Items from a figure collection

++++++++

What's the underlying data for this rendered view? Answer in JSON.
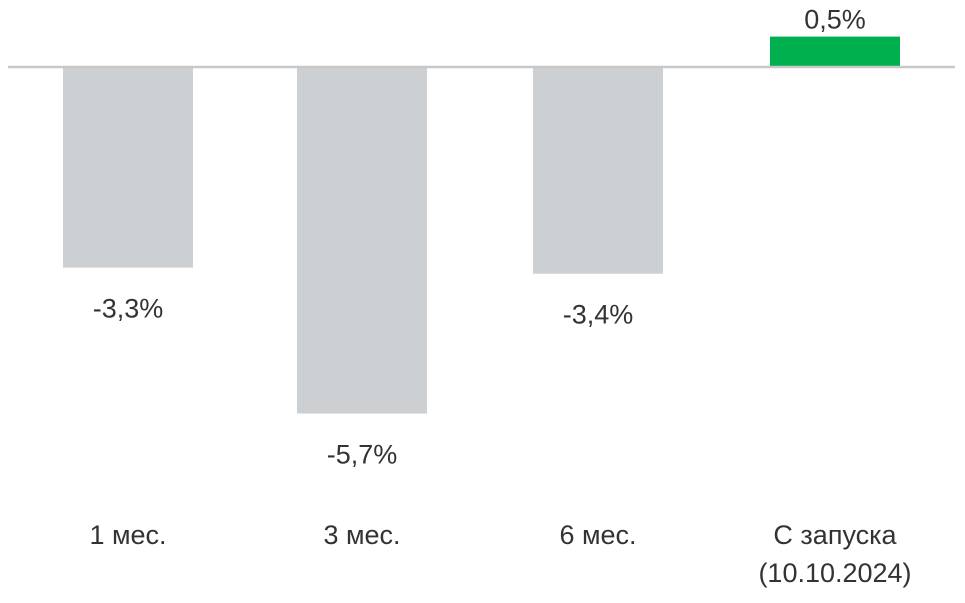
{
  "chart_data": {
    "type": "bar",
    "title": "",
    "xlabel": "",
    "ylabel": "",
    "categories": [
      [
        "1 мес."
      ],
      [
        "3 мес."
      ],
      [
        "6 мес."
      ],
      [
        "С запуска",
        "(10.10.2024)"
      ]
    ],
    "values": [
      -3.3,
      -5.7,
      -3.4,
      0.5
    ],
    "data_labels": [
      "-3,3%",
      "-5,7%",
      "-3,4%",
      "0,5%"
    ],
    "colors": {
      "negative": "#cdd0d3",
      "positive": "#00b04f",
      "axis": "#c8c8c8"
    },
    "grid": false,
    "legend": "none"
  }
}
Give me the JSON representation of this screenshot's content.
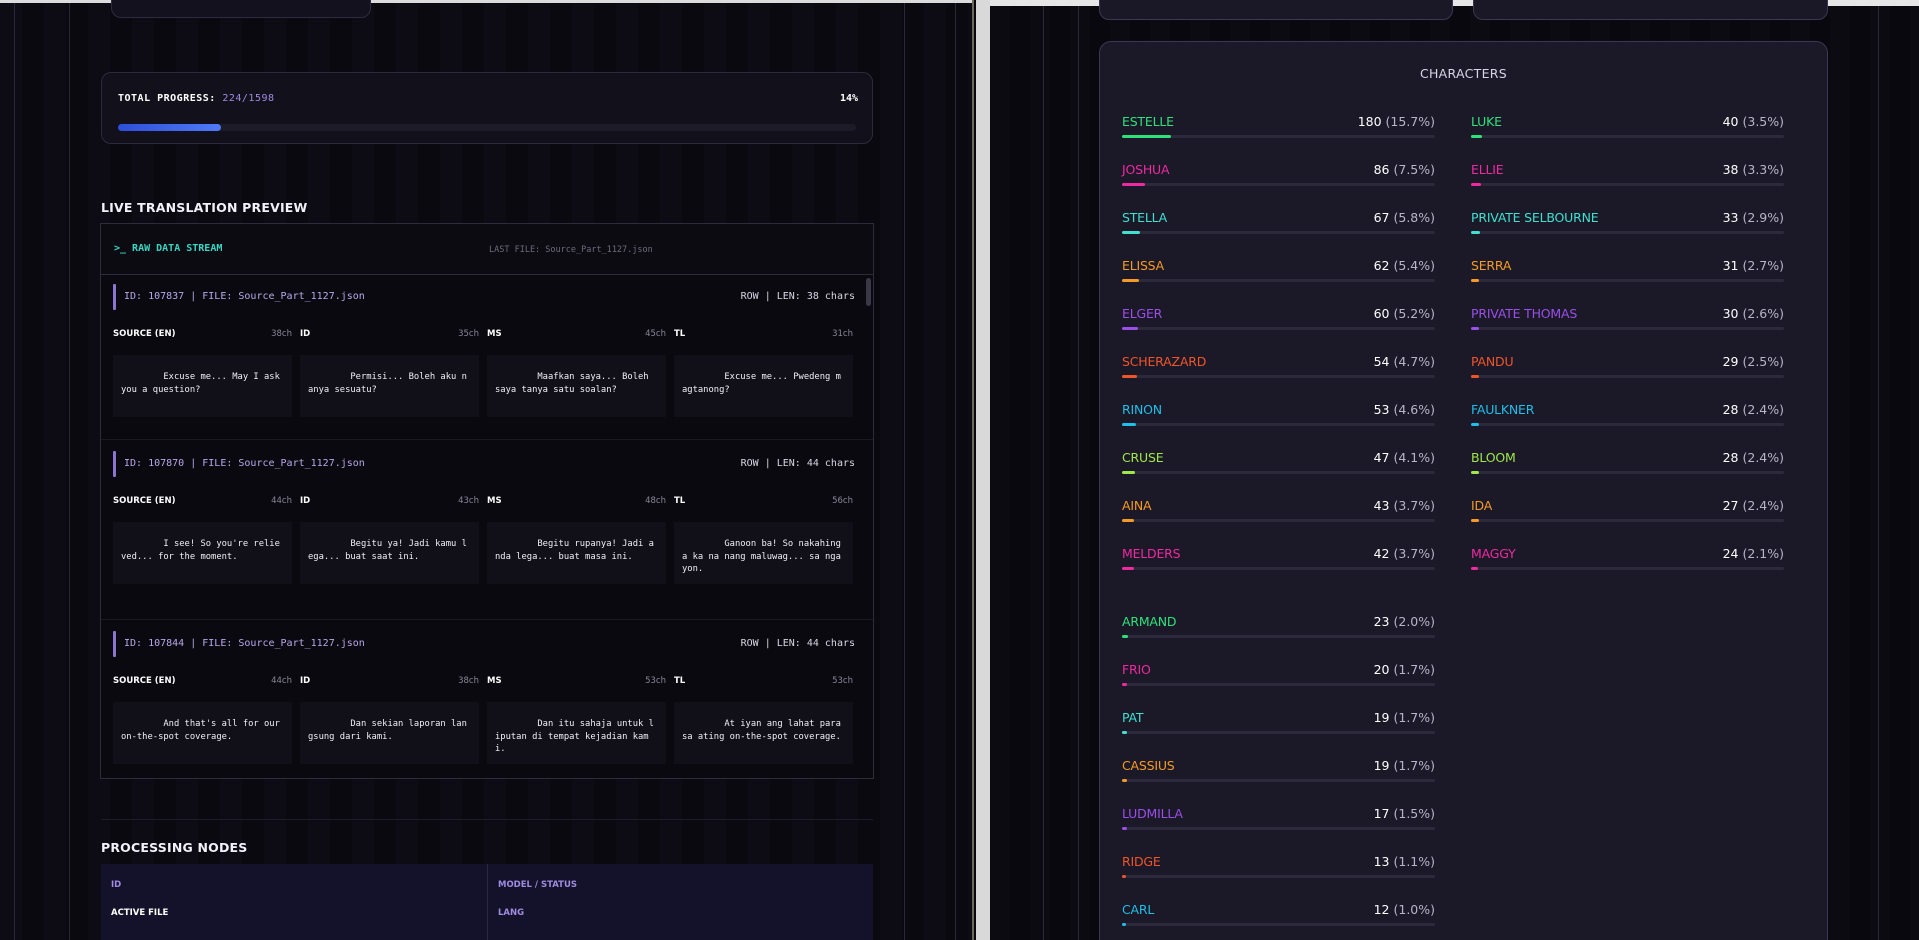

++++++++

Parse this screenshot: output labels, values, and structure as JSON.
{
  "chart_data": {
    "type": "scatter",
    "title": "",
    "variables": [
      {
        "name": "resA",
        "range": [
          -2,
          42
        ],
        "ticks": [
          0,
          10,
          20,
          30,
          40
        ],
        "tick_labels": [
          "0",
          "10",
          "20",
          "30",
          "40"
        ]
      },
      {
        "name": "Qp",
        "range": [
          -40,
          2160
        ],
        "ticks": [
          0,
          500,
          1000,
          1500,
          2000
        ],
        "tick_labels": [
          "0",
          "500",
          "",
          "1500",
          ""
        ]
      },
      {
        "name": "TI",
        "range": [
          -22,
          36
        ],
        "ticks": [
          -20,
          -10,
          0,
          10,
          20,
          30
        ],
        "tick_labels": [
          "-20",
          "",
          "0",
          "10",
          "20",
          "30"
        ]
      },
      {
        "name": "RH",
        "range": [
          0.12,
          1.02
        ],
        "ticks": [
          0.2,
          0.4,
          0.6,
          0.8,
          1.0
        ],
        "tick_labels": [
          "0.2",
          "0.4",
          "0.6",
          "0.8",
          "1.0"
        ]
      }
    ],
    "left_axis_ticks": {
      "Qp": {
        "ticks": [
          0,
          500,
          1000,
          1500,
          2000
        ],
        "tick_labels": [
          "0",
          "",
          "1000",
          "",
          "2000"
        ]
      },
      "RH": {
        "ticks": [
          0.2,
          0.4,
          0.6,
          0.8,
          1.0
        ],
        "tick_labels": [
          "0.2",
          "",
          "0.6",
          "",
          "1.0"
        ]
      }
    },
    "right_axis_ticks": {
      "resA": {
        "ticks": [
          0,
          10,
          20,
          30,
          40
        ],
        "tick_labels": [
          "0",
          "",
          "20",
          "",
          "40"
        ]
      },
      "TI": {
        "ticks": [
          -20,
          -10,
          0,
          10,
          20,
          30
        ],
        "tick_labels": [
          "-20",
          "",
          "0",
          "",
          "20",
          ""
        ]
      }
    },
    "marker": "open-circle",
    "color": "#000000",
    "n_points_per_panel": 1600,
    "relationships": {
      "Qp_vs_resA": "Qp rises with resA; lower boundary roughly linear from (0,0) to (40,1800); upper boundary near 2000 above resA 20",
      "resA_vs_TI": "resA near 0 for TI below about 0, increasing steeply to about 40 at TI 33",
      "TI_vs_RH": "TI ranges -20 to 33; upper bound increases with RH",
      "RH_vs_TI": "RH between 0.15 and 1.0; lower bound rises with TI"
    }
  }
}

++++++++

#### [Task requirements]
In the listing above, find the line with "What's the underlying" and the line with "Give me the". Copy exactly those lines and all between them, minus the images.

#### [Finished task]
What's the underlying data for this rendered view? Answer in JSON.
{
  "chart_data": {
    "type": "bar",
    "title": "",
    "xlabel": "",
    "ylabel": "",
    "categories": [
      [
        "1 мес."
      ],
      [
        "3 мес."
      ],
      [
        "6 мес."
      ],
      [
        "С запуска",
        "(10.10.2024)"
      ]
    ],
    "values": [
      -3.3,
      -5.7,
      -3.4,
      0.5
    ],
    "data_labels": [
      "-3,3%",
      "-5,7%",
      "-3,4%",
      "0,5%"
    ],
    "colors": {
      "negative": "#cdd0d3",
      "positive": "#00b04f",
      "axis": "#c8c8c8"
    },
    "grid": false,
    "legend": "none"
  }
}
Give me the JSON representation of this screenshot's content.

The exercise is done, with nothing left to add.